Collected data entries:
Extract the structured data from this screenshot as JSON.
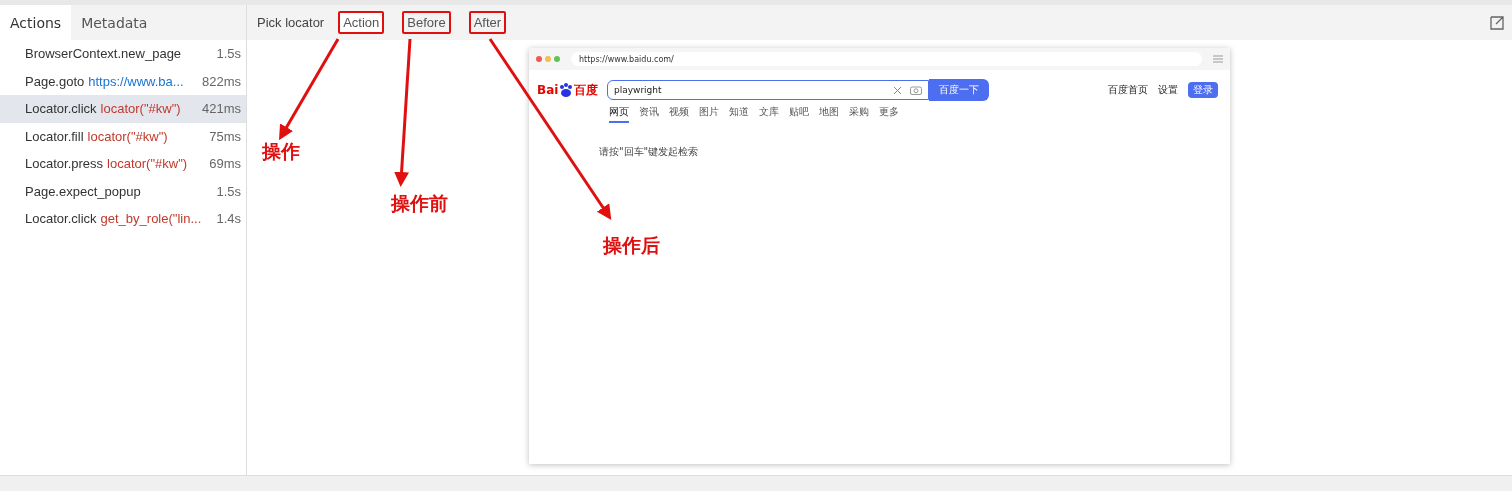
{
  "sidebar": {
    "tabs": [
      {
        "label": "Actions",
        "selected": true
      },
      {
        "label": "Metadata",
        "selected": false
      }
    ],
    "actions": [
      {
        "method": "BrowserContext.new_page",
        "duration": "1.5s",
        "selected": false
      },
      {
        "method": "Page.goto",
        "argument": "https://www.ba...",
        "kind": "url",
        "duration": "822ms",
        "selected": false
      },
      {
        "method": "Locator.click",
        "argument": "locator(\"#kw\")",
        "kind": "locator",
        "duration": "421ms",
        "selected": true
      },
      {
        "method": "Locator.fill",
        "argument": "locator(\"#kw\")",
        "kind": "locator",
        "duration": "75ms",
        "selected": false
      },
      {
        "method": "Locator.press",
        "argument": "locator(\"#kw\")",
        "kind": "locator",
        "duration": "69ms",
        "selected": false
      },
      {
        "method": "Page.expect_popup",
        "duration": "1.5s",
        "selected": false
      },
      {
        "method": "Locator.click",
        "argument": "get_by_role(\"lin...",
        "kind": "locator",
        "duration": "1.4s",
        "selected": false
      }
    ]
  },
  "snapshot": {
    "pick_locator": "Pick locator",
    "tabs": [
      {
        "label": "Action",
        "selected": true,
        "boxed": true
      },
      {
        "label": "Before",
        "selected": false,
        "boxed": true
      },
      {
        "label": "After",
        "selected": false,
        "boxed": true
      }
    ],
    "annotations": [
      {
        "label": "操作"
      },
      {
        "label": "操作前"
      },
      {
        "label": "操作后"
      }
    ],
    "browser": {
      "url": "https://www.baidu.com/",
      "logo": {
        "left": "Bai",
        "right": "百度"
      },
      "search_value": "playwright",
      "search_button": "百度一下",
      "top_links": [
        {
          "label": "百度首页",
          "kind": "link"
        },
        {
          "label": "设置",
          "kind": "link"
        },
        {
          "label": "登录",
          "kind": "button"
        }
      ],
      "nav": [
        {
          "label": "网页",
          "selected": true
        },
        {
          "label": "资讯",
          "selected": false
        },
        {
          "label": "视频",
          "selected": false
        },
        {
          "label": "图片",
          "selected": false
        },
        {
          "label": "知道",
          "selected": false
        },
        {
          "label": "文库",
          "selected": false
        },
        {
          "label": "贴吧",
          "selected": false
        },
        {
          "label": "地图",
          "selected": false
        },
        {
          "label": "采购",
          "selected": false
        },
        {
          "label": "更多",
          "selected": false
        }
      ],
      "hint": "请按\"回车\"键发起检索"
    }
  }
}
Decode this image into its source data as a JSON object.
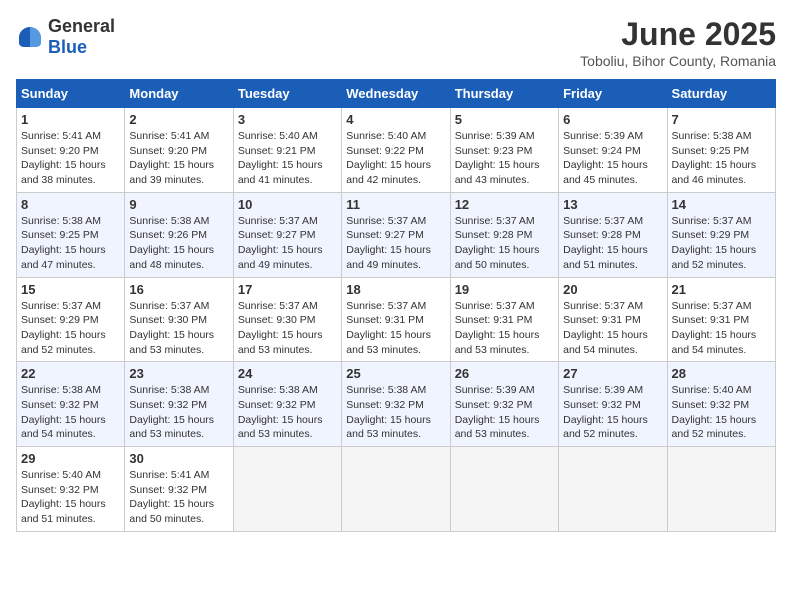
{
  "header": {
    "logo": {
      "general": "General",
      "blue": "Blue"
    },
    "title": "June 2025",
    "location": "Toboliu, Bihor County, Romania"
  },
  "calendar": {
    "weekdays": [
      "Sunday",
      "Monday",
      "Tuesday",
      "Wednesday",
      "Thursday",
      "Friday",
      "Saturday"
    ],
    "weeks": [
      [
        {
          "day": "1",
          "sunrise": "5:41 AM",
          "sunset": "9:20 PM",
          "daylight": "15 hours and 38 minutes."
        },
        {
          "day": "2",
          "sunrise": "5:41 AM",
          "sunset": "9:20 PM",
          "daylight": "15 hours and 39 minutes."
        },
        {
          "day": "3",
          "sunrise": "5:40 AM",
          "sunset": "9:21 PM",
          "daylight": "15 hours and 41 minutes."
        },
        {
          "day": "4",
          "sunrise": "5:40 AM",
          "sunset": "9:22 PM",
          "daylight": "15 hours and 42 minutes."
        },
        {
          "day": "5",
          "sunrise": "5:39 AM",
          "sunset": "9:23 PM",
          "daylight": "15 hours and 43 minutes."
        },
        {
          "day": "6",
          "sunrise": "5:39 AM",
          "sunset": "9:24 PM",
          "daylight": "15 hours and 45 minutes."
        },
        {
          "day": "7",
          "sunrise": "5:38 AM",
          "sunset": "9:25 PM",
          "daylight": "15 hours and 46 minutes."
        }
      ],
      [
        {
          "day": "8",
          "sunrise": "5:38 AM",
          "sunset": "9:25 PM",
          "daylight": "15 hours and 47 minutes."
        },
        {
          "day": "9",
          "sunrise": "5:38 AM",
          "sunset": "9:26 PM",
          "daylight": "15 hours and 48 minutes."
        },
        {
          "day": "10",
          "sunrise": "5:37 AM",
          "sunset": "9:27 PM",
          "daylight": "15 hours and 49 minutes."
        },
        {
          "day": "11",
          "sunrise": "5:37 AM",
          "sunset": "9:27 PM",
          "daylight": "15 hours and 49 minutes."
        },
        {
          "day": "12",
          "sunrise": "5:37 AM",
          "sunset": "9:28 PM",
          "daylight": "15 hours and 50 minutes."
        },
        {
          "day": "13",
          "sunrise": "5:37 AM",
          "sunset": "9:28 PM",
          "daylight": "15 hours and 51 minutes."
        },
        {
          "day": "14",
          "sunrise": "5:37 AM",
          "sunset": "9:29 PM",
          "daylight": "15 hours and 52 minutes."
        }
      ],
      [
        {
          "day": "15",
          "sunrise": "5:37 AM",
          "sunset": "9:29 PM",
          "daylight": "15 hours and 52 minutes."
        },
        {
          "day": "16",
          "sunrise": "5:37 AM",
          "sunset": "9:30 PM",
          "daylight": "15 hours and 53 minutes."
        },
        {
          "day": "17",
          "sunrise": "5:37 AM",
          "sunset": "9:30 PM",
          "daylight": "15 hours and 53 minutes."
        },
        {
          "day": "18",
          "sunrise": "5:37 AM",
          "sunset": "9:31 PM",
          "daylight": "15 hours and 53 minutes."
        },
        {
          "day": "19",
          "sunrise": "5:37 AM",
          "sunset": "9:31 PM",
          "daylight": "15 hours and 53 minutes."
        },
        {
          "day": "20",
          "sunrise": "5:37 AM",
          "sunset": "9:31 PM",
          "daylight": "15 hours and 54 minutes."
        },
        {
          "day": "21",
          "sunrise": "5:37 AM",
          "sunset": "9:31 PM",
          "daylight": "15 hours and 54 minutes."
        }
      ],
      [
        {
          "day": "22",
          "sunrise": "5:38 AM",
          "sunset": "9:32 PM",
          "daylight": "15 hours and 54 minutes."
        },
        {
          "day": "23",
          "sunrise": "5:38 AM",
          "sunset": "9:32 PM",
          "daylight": "15 hours and 53 minutes."
        },
        {
          "day": "24",
          "sunrise": "5:38 AM",
          "sunset": "9:32 PM",
          "daylight": "15 hours and 53 minutes."
        },
        {
          "day": "25",
          "sunrise": "5:38 AM",
          "sunset": "9:32 PM",
          "daylight": "15 hours and 53 minutes."
        },
        {
          "day": "26",
          "sunrise": "5:39 AM",
          "sunset": "9:32 PM",
          "daylight": "15 hours and 53 minutes."
        },
        {
          "day": "27",
          "sunrise": "5:39 AM",
          "sunset": "9:32 PM",
          "daylight": "15 hours and 52 minutes."
        },
        {
          "day": "28",
          "sunrise": "5:40 AM",
          "sunset": "9:32 PM",
          "daylight": "15 hours and 52 minutes."
        }
      ],
      [
        {
          "day": "29",
          "sunrise": "5:40 AM",
          "sunset": "9:32 PM",
          "daylight": "15 hours and 51 minutes."
        },
        {
          "day": "30",
          "sunrise": "5:41 AM",
          "sunset": "9:32 PM",
          "daylight": "15 hours and 50 minutes."
        },
        null,
        null,
        null,
        null,
        null
      ]
    ]
  }
}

Given problem
Give the number of lines in the listing above that contain "JSON", and nothing else.

Worked answer
2